■ **SUPPLIED RECORDS**:
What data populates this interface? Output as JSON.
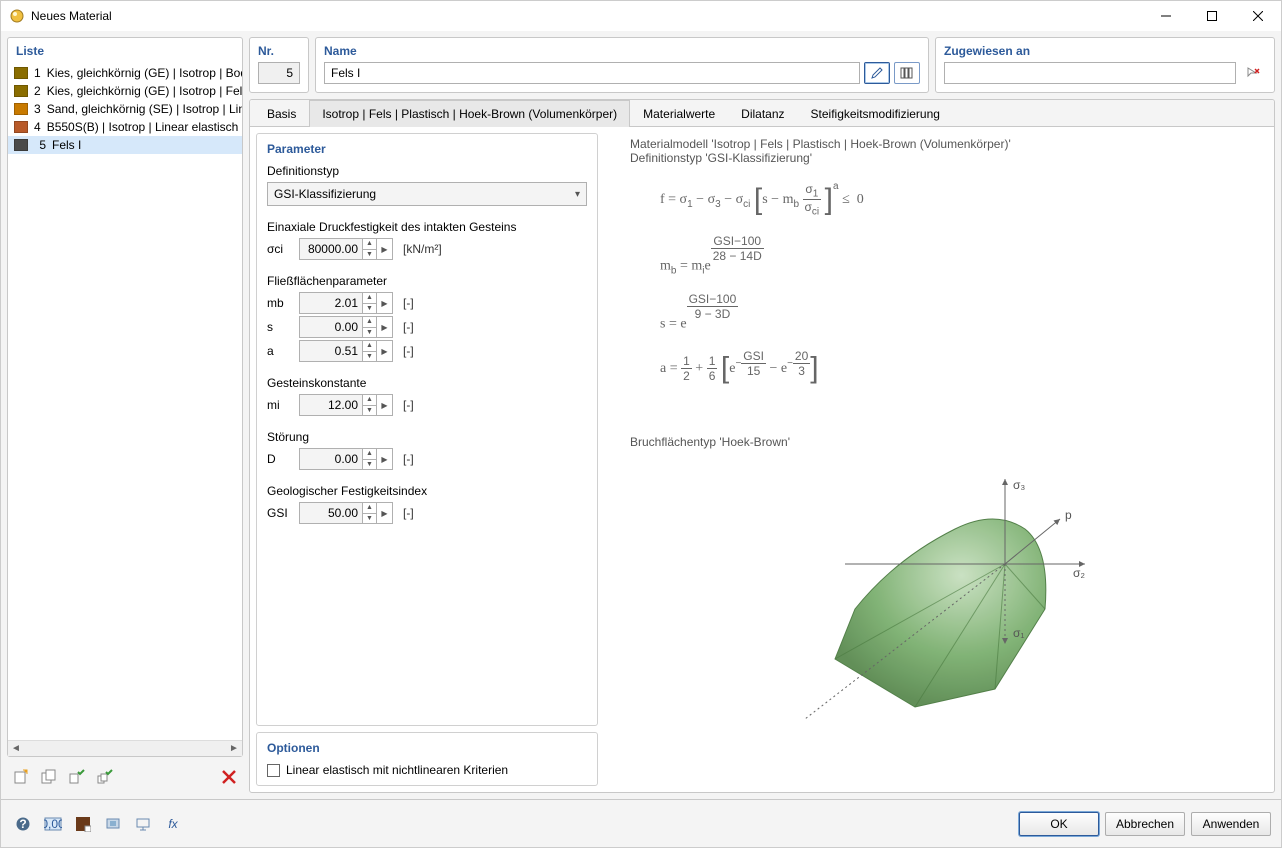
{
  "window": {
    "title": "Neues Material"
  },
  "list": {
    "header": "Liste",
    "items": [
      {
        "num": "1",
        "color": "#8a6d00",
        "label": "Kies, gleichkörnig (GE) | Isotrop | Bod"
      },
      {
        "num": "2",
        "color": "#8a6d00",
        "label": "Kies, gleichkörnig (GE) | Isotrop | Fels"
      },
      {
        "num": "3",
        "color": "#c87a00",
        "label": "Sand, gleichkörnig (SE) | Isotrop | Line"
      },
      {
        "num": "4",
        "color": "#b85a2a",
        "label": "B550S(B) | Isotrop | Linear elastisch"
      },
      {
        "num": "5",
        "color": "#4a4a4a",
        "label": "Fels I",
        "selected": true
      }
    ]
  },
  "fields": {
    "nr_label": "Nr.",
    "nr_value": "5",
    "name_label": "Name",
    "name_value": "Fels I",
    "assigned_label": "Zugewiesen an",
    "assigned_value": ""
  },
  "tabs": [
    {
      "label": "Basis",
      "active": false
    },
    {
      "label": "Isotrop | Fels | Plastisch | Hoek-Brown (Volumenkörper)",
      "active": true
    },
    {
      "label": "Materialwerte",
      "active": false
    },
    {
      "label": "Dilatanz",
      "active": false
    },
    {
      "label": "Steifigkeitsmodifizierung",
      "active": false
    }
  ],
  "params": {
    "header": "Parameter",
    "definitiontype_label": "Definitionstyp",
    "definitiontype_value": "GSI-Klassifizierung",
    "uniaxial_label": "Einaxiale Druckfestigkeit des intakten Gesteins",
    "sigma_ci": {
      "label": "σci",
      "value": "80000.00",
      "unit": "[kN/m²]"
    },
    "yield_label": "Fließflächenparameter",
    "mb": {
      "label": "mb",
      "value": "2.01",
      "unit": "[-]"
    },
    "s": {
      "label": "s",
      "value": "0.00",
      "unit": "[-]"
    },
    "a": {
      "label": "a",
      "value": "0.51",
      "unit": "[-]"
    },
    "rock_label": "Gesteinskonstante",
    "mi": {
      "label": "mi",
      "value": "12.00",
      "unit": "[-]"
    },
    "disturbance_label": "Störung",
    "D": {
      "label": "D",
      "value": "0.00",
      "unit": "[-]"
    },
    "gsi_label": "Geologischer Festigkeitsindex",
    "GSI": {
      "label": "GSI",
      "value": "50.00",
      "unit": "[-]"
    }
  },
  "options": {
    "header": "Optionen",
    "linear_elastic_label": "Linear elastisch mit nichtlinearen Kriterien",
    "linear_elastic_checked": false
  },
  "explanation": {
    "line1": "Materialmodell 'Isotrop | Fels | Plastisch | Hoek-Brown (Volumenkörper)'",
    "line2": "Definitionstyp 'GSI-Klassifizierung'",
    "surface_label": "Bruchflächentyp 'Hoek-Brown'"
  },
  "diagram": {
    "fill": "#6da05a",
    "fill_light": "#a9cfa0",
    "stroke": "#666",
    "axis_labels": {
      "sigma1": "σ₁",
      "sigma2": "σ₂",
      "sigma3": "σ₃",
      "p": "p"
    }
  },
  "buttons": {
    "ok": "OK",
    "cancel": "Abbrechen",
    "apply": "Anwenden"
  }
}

■ **DIRECTIONS FOR THIS TASK**: Nothing in the entries above should change when they are printed again, except that the pictures are dropped.

■ **CORRECT ANSWER**:
What data populates this interface? Output as JSON.
{
  "window": {
    "title": "Neues Material"
  },
  "list": {
    "header": "Liste",
    "items": [
      {
        "num": "1",
        "color": "#8a6d00",
        "label": "Kies, gleichkörnig (GE) | Isotrop | Bod"
      },
      {
        "num": "2",
        "color": "#8a6d00",
        "label": "Kies, gleichkörnig (GE) | Isotrop | Fels"
      },
      {
        "num": "3",
        "color": "#c87a00",
        "label": "Sand, gleichkörnig (SE) | Isotrop | Line"
      },
      {
        "num": "4",
        "color": "#b85a2a",
        "label": "B550S(B) | Isotrop | Linear elastisch"
      },
      {
        "num": "5",
        "color": "#4a4a4a",
        "label": "Fels I",
        "selected": true
      }
    ]
  },
  "fields": {
    "nr_label": "Nr.",
    "nr_value": "5",
    "name_label": "Name",
    "name_value": "Fels I",
    "assigned_label": "Zugewiesen an",
    "assigned_value": ""
  },
  "tabs": [
    {
      "label": "Basis",
      "active": false
    },
    {
      "label": "Isotrop | Fels | Plastisch | Hoek-Brown (Volumenkörper)",
      "active": true
    },
    {
      "label": "Materialwerte",
      "active": false
    },
    {
      "label": "Dilatanz",
      "active": false
    },
    {
      "label": "Steifigkeitsmodifizierung",
      "active": false
    }
  ],
  "params": {
    "header": "Parameter",
    "definitiontype_label": "Definitionstyp",
    "definitiontype_value": "GSI-Klassifizierung",
    "uniaxial_label": "Einaxiale Druckfestigkeit des intakten Gesteins",
    "sigma_ci": {
      "label": "σci",
      "value": "80000.00",
      "unit": "[kN/m²]"
    },
    "yield_label": "Fließflächenparameter",
    "mb": {
      "label": "mb",
      "value": "2.01",
      "unit": "[-]"
    },
    "s": {
      "label": "s",
      "value": "0.00",
      "unit": "[-]"
    },
    "a": {
      "label": "a",
      "value": "0.51",
      "unit": "[-]"
    },
    "rock_label": "Gesteinskonstante",
    "mi": {
      "label": "mi",
      "value": "12.00",
      "unit": "[-]"
    },
    "disturbance_label": "Störung",
    "D": {
      "label": "D",
      "value": "0.00",
      "unit": "[-]"
    },
    "gsi_label": "Geologischer Festigkeitsindex",
    "GSI": {
      "label": "GSI",
      "value": "50.00",
      "unit": "[-]"
    }
  },
  "options": {
    "header": "Optionen",
    "linear_elastic_label": "Linear elastisch mit nichtlinearen Kriterien",
    "linear_elastic_checked": false
  },
  "explanation": {
    "line1": "Materialmodell 'Isotrop | Fels | Plastisch | Hoek-Brown (Volumenkörper)'",
    "line2": "Definitionstyp 'GSI-Klassifizierung'",
    "surface_label": "Bruchflächentyp 'Hoek-Brown'"
  },
  "diagram": {
    "fill": "#6da05a",
    "fill_light": "#a9cfa0",
    "stroke": "#666",
    "axis_labels": {
      "sigma1": "σ₁",
      "sigma2": "σ₂",
      "sigma3": "σ₃",
      "p": "p"
    }
  },
  "buttons": {
    "ok": "OK",
    "cancel": "Abbrechen",
    "apply": "Anwenden"
  }
}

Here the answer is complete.